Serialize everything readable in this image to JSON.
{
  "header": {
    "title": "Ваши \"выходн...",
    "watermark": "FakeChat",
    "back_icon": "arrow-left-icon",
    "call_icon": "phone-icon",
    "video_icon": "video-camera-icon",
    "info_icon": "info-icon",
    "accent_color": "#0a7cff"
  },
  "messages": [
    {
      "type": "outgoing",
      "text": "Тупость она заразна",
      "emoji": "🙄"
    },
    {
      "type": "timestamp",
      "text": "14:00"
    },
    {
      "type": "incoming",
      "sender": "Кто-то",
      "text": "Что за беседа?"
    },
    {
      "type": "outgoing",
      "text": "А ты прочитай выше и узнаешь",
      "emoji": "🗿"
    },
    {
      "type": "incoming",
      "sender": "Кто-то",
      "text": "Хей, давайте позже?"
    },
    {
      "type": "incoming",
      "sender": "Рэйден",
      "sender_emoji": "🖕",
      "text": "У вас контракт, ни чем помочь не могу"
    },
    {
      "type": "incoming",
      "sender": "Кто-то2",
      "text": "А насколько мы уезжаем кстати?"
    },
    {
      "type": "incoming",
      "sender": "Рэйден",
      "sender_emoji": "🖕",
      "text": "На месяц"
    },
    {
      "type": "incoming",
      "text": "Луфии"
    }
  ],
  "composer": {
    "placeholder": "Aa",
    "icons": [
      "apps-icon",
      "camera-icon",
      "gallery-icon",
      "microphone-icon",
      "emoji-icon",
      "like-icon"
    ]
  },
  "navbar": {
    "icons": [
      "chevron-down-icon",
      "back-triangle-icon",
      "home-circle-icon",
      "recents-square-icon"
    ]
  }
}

###

* [TASK TO COMPLETE]: Out of the material above, gather each line where "camera" appears.

* [COMPLETED EXERCISE]:
    "video_icon": "video-camera-icon",
      "camera-icon",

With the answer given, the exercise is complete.